→ **RECORDS SHOWN**:

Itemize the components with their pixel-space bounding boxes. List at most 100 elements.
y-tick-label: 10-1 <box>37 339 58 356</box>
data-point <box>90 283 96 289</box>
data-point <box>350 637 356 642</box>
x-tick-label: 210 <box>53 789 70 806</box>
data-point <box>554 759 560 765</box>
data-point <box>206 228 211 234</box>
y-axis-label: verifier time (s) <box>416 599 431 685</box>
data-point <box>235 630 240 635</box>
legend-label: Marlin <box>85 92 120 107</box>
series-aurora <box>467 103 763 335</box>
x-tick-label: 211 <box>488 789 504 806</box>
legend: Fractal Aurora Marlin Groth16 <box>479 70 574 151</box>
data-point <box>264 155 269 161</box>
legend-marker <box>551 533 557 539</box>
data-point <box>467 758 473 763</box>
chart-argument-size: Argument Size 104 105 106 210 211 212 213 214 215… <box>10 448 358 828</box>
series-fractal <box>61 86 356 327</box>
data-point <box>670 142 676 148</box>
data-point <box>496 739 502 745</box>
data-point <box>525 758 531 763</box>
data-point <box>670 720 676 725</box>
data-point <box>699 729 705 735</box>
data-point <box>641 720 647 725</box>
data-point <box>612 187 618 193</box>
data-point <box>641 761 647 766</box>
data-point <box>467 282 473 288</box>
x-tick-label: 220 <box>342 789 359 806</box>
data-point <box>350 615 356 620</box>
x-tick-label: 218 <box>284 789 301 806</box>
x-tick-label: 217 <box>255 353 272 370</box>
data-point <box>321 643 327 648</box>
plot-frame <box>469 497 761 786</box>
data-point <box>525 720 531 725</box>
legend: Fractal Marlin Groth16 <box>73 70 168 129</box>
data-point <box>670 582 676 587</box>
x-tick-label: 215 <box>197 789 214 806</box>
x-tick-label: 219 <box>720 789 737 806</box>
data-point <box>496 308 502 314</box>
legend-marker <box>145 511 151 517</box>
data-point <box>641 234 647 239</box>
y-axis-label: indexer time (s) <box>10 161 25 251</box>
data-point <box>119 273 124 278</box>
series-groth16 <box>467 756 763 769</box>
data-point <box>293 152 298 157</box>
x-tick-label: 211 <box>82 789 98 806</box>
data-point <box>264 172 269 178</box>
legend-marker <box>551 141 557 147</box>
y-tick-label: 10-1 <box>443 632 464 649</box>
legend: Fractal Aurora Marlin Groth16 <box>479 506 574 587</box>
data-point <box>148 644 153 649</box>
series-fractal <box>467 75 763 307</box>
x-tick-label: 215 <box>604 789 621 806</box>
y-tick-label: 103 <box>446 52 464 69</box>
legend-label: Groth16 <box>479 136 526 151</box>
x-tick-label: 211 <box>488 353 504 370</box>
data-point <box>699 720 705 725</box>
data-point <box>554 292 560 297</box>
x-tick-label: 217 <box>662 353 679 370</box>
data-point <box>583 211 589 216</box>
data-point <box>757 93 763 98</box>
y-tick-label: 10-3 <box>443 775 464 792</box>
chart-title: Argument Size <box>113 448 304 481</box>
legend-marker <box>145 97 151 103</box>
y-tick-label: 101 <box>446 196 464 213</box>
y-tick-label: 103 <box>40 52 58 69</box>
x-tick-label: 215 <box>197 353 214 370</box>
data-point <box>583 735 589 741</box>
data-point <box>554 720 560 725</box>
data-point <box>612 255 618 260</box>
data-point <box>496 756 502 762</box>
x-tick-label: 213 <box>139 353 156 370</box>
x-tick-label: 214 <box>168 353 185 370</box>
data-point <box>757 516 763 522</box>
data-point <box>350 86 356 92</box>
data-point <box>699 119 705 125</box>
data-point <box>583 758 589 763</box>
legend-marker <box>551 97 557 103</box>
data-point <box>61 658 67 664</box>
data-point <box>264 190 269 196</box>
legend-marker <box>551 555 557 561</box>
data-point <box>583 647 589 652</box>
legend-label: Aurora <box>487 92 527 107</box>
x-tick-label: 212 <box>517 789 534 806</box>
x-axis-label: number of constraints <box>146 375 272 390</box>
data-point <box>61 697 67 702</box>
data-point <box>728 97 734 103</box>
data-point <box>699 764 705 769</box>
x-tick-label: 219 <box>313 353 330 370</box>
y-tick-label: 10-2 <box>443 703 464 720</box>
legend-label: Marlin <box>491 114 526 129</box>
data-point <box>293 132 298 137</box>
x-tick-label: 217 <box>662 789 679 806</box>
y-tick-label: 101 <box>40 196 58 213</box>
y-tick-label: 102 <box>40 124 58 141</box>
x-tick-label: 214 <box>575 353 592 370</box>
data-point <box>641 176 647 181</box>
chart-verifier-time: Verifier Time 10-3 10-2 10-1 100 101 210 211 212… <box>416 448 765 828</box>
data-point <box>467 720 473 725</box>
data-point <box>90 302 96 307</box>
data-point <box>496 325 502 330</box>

→ **STATED PROBLEM**:
Write out the data above again, word for word and line by line, with nothing changed.

→ **SOLVED EXERCISE**:
Itemize the components with their pixel-space bounding boxes. List at most 100 elements.
y-tick-label: 10-1 <box>37 339 58 356</box>
data-point <box>90 283 96 289</box>
data-point <box>350 637 356 642</box>
x-tick-label: 210 <box>53 789 70 806</box>
data-point <box>554 759 560 765</box>
data-point <box>206 228 211 234</box>
y-axis-label: verifier time (s) <box>416 599 431 685</box>
data-point <box>235 630 240 635</box>
legend-label: Marlin <box>85 92 120 107</box>
series-aurora <box>467 103 763 335</box>
x-tick-label: 211 <box>488 789 504 806</box>
legend: Fractal Aurora Marlin Groth16 <box>479 70 574 151</box>
data-point <box>264 155 269 161</box>
legend-marker <box>551 533 557 539</box>
data-point <box>467 758 473 763</box>
chart-argument-size: Argument Size 104 105 106 210 211 212 213 214 215… <box>10 448 358 828</box>
series-fractal <box>61 86 356 327</box>
data-point <box>670 142 676 148</box>
data-point <box>496 739 502 745</box>
data-point <box>525 758 531 763</box>
data-point <box>670 720 676 725</box>
data-point <box>699 729 705 735</box>
data-point <box>641 720 647 725</box>
data-point <box>612 187 618 193</box>
data-point <box>641 761 647 766</box>
data-point <box>467 282 473 288</box>
x-tick-label: 220 <box>342 789 359 806</box>
data-point <box>350 615 356 620</box>
x-tick-label: 218 <box>284 789 301 806</box>
x-tick-label: 217 <box>255 353 272 370</box>
data-point <box>321 643 327 648</box>
plot-frame <box>469 497 761 786</box>
data-point <box>525 720 531 725</box>
legend: Fractal Marlin Groth16 <box>73 70 168 129</box>
data-point <box>670 582 676 587</box>
x-tick-label: 215 <box>197 789 214 806</box>
x-tick-label: 219 <box>720 789 737 806</box>
data-point <box>496 308 502 314</box>
legend-marker <box>145 511 151 517</box>
data-point <box>641 234 647 239</box>
y-axis-label: indexer time (s) <box>10 161 25 251</box>
data-point <box>119 273 124 278</box>
series-groth16 <box>467 756 763 769</box>
data-point <box>293 152 298 157</box>
x-tick-label: 211 <box>82 789 98 806</box>
data-point <box>264 172 269 178</box>
legend-marker <box>551 141 557 147</box>
y-tick-label: 10-1 <box>443 632 464 649</box>
legend: Fractal Aurora Marlin Groth16 <box>479 506 574 587</box>
data-point <box>148 644 153 649</box>
series-fractal <box>467 75 763 307</box>
x-tick-label: 215 <box>604 789 621 806</box>
y-tick-label: 103 <box>446 52 464 69</box>
legend-label: Groth16 <box>479 136 526 151</box>
x-tick-label: 211 <box>488 353 504 370</box>
data-point <box>699 720 705 725</box>
data-point <box>554 292 560 297</box>
x-tick-label: 217 <box>662 353 679 370</box>
data-point <box>583 211 589 216</box>
data-point <box>757 93 763 98</box>
y-tick-label: 10-3 <box>443 775 464 792</box>
chart-title: Argument Size <box>113 448 304 481</box>
legend-marker <box>145 97 151 103</box>
y-tick-label: 101 <box>446 196 464 213</box>
y-tick-label: 103 <box>40 52 58 69</box>
x-tick-label: 215 <box>197 353 214 370</box>
data-point <box>583 735 589 741</box>
data-point <box>554 720 560 725</box>
data-point <box>612 255 618 260</box>
data-point <box>496 756 502 762</box>
x-tick-label: 213 <box>139 353 156 370</box>
x-tick-label: 214 <box>168 353 185 370</box>
data-point <box>757 516 763 522</box>
data-point <box>350 86 356 92</box>
data-point <box>699 119 705 125</box>
data-point <box>583 758 589 763</box>
legend-marker <box>551 97 557 103</box>
data-point <box>61 658 67 664</box>
data-point <box>264 190 269 196</box>
legend-marker <box>551 555 557 561</box>
data-point <box>583 647 589 652</box>
legend-label: Aurora <box>487 92 527 107</box>
x-tick-label: 212 <box>517 789 534 806</box>
x-axis-label: number of constraints <box>146 375 272 390</box>
data-point <box>61 697 67 702</box>
data-point <box>728 97 734 103</box>
data-point <box>699 764 705 769</box>
x-tick-label: 219 <box>313 353 330 370</box>
y-tick-label: 10-2 <box>443 703 464 720</box>
legend-label: Marlin <box>491 114 526 129</box>
data-point <box>293 132 298 137</box>
x-tick-label: 217 <box>662 789 679 806</box>
y-tick-label: 101 <box>40 196 58 213</box>
y-tick-label: 102 <box>40 124 58 141</box>
x-tick-label: 214 <box>575 353 592 370</box>
data-point <box>641 176 647 181</box>
chart-verifier-time: Verifier Time 10-3 10-2 10-1 100 101 210 211 212… <box>416 448 765 828</box>
data-point <box>467 720 473 725</box>
data-point <box>90 302 96 307</box>
data-point <box>496 325 502 330</box>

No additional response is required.